═══ PASSAGE

That's very exciting for us because that's a piece of our mission is to offer ESL classes to people who are joining our construction teams and working in our labor forces in the field. So he's helping us also with that as well in the school systems. And so we're excited about that. Now, when it came time to hire the fourth staff member total, but another person help us concentrate on military again, we ran an ad and before I could even really start getting them in, one just kind of came to the top. And he's somebody who'd not only been through our apprenticeship and was working as a journeyman wireman, you know, in the field of electrical construction, but he is a United States Marine Corps Reserve. He's gunnery sergeant on the Osprey, which is a very cool machine if you haven't seen the Osprey work. But here's a man who has an understanding, not only the apprenticeship hands on that, that neither Scott nor Liz had, or Nick particularly, but now he's also got this experience ongoing with the military and military men and women coming out of the military looking for careers. I tell people I had to replace an older guy that had created the program. And we got this young, vivacious female who just really connected with the kids and parents and was great. And then doggone, she left us some contractor with a lot of money, offered her more than I could pay her, and I had to go and hire two men to replace her. But yes, anytime someone good leaves for whatever reason because they've got a great opportunity or they want to go and explore something else, your first thought is always, man, where am I going to replace that person? Where am I going to get that person? But I've been doing that for 40 years in schools. Every year, you know, you lose a coach or a teacher. That was just such a vital part of the community.
And everybody cries and everybody's sad, but then there's this hope and this desire and this thing happens and someone else comes along, and oftentimes they step in and do more than you ever imagined. I was told early on in my career, Ann, I was leaving a position, and I had been there for about three years, but I was going back to work on my PhD.

══════
═══ DATA FOR THIS EXERCISE

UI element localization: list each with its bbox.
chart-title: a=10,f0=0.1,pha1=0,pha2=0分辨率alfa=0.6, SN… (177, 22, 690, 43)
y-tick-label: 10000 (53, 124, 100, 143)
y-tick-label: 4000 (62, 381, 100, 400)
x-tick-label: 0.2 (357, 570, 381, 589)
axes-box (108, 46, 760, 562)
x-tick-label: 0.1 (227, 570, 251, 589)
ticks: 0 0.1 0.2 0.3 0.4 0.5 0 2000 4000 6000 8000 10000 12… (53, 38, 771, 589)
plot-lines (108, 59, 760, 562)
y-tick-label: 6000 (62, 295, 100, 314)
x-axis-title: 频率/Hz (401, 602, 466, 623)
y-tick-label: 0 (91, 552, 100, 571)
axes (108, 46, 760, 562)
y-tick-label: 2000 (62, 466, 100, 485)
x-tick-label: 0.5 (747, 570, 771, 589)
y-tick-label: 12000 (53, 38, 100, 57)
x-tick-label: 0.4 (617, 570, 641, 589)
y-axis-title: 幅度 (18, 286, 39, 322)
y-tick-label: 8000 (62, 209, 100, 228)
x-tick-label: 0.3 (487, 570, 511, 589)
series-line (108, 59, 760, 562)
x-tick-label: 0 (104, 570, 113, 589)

══════

▶ **SET PROBLEM A**:
Answer these questions from the hiring passage:
(i) To whom does the mission aim to offer ESL classes?
(ii) What rank does the newly hired staff member hold, and on what machine?
(iii) For how many years has the speaker been replacing people in schools?
▶ **SET PROBLEM B**:
In the listing, from its first line up to and including the line with "x-tick-label: 0.5 (747, 570, 771, 589)", switch each "y-tick-label" to "y-axis-tick" and leave everything else as it is. Give only those lines.
The text and the listing have nothing to do with each other.

▶ **WRITTEN RESPONSE A**:
(i) People who are joining their construction teams and working in their labor forces in the field.
(ii) Gunnery sergeant, on the Osprey.
(iii) 40 years.

▶ **WRITTEN RESPONSE B**:
UI element localization: list each with its bbox.
chart-title: a=10,f0=0.1,pha1=0,pha2=0分辨率alfa=0.6, SN… (177, 22, 690, 43)
y-axis-tick: 10000 (53, 124, 100, 143)
y-axis-tick: 4000 (62, 381, 100, 400)
x-tick-label: 0.2 (357, 570, 381, 589)
axes-box (108, 46, 760, 562)
x-tick-label: 0.1 (227, 570, 251, 589)
ticks: 0 0.1 0.2 0.3 0.4 0.5 0 2000 4000 6000 8000 10000 12… (53, 38, 771, 589)
plot-lines (108, 59, 760, 562)
y-axis-tick: 6000 (62, 295, 100, 314)
x-axis-title: 频率/Hz (401, 602, 466, 623)
y-axis-tick: 0 (91, 552, 100, 571)
axes (108, 46, 760, 562)
y-axis-tick: 2000 (62, 466, 100, 485)
x-tick-label: 0.5 (747, 570, 771, 589)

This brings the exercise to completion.